Using the listing below, copy every line that mentions "Burgoyne".

* start RECORDS SHOWN *

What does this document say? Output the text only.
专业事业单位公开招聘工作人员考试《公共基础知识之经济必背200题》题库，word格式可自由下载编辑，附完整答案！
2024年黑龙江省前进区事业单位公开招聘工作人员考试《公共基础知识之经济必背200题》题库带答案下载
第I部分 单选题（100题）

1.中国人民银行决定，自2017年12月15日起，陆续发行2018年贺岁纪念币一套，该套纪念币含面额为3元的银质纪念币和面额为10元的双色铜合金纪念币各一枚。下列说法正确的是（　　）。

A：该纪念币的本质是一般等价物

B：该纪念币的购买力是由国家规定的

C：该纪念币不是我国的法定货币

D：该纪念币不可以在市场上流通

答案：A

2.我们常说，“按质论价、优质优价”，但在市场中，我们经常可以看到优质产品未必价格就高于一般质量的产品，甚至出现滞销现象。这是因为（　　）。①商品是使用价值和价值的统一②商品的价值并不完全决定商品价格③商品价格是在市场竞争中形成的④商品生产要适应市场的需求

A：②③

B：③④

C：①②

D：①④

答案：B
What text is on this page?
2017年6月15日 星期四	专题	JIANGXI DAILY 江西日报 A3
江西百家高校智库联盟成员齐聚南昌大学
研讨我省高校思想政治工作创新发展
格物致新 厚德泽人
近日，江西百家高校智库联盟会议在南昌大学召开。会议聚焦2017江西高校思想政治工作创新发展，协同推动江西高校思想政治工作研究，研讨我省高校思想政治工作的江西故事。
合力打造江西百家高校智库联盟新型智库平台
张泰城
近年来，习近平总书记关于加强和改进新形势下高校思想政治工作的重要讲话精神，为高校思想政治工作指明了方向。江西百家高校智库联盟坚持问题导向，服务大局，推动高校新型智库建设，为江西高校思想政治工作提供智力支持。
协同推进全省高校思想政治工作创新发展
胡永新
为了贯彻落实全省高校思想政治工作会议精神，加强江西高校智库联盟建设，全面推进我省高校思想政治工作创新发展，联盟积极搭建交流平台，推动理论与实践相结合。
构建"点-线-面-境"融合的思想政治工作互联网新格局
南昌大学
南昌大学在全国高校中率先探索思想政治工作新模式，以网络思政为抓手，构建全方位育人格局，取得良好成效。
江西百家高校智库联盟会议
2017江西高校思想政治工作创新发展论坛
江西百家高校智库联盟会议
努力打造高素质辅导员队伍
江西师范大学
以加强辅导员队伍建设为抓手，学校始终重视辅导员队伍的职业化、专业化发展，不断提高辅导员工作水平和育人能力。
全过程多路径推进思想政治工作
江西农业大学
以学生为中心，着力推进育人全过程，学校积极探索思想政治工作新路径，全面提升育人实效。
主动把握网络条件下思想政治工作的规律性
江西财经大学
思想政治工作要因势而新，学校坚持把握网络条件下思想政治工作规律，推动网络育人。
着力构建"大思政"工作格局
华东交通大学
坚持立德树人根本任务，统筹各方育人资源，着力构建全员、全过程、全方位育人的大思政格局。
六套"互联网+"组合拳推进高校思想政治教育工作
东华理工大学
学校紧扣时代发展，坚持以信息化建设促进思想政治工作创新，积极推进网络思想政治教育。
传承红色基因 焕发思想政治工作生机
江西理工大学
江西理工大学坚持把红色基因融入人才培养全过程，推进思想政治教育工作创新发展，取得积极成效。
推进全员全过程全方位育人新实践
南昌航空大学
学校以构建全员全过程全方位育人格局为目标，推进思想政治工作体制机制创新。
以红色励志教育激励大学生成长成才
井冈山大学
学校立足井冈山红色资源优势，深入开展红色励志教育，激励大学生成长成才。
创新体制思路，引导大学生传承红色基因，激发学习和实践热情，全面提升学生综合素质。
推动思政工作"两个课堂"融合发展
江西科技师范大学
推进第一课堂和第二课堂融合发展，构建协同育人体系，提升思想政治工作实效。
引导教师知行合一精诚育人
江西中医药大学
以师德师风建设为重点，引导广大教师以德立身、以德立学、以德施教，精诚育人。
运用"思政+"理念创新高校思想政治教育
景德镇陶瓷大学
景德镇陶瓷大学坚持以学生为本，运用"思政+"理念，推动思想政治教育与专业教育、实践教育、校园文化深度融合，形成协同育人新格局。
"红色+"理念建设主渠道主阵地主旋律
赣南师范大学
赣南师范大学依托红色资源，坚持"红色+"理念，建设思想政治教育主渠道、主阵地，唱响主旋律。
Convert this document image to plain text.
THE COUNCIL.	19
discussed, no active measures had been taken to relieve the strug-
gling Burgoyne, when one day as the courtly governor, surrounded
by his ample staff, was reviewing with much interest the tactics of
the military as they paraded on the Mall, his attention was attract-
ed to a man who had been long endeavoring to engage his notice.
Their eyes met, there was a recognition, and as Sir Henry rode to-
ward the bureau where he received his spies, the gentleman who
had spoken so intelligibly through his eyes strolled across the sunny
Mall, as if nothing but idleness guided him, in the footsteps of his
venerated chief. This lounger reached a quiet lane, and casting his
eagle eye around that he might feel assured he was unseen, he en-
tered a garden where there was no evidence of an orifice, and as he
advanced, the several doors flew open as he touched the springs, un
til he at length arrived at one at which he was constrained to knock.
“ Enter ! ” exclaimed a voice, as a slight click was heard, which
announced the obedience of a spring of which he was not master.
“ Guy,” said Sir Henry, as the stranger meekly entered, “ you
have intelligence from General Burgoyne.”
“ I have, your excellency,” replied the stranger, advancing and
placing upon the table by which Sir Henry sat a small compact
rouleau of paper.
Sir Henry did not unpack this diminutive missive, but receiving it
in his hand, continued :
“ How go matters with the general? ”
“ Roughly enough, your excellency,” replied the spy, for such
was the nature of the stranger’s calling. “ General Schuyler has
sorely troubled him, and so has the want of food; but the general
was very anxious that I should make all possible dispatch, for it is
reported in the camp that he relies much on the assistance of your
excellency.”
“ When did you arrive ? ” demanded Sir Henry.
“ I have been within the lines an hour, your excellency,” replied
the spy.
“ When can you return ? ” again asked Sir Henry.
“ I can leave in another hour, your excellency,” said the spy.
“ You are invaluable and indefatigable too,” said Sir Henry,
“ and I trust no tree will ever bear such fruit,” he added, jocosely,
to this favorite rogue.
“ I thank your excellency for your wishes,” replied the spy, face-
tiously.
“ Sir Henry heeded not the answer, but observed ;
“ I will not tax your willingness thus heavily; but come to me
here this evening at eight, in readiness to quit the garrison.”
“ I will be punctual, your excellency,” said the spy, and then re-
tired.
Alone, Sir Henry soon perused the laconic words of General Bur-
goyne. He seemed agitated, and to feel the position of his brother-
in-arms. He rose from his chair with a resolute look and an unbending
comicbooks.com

* end RECORDS SHOWN *

WRITTEN REPLY —
gling Burgoyne, when one day as the courtly governor, surrounded
have intelligence from General Burgoyne.”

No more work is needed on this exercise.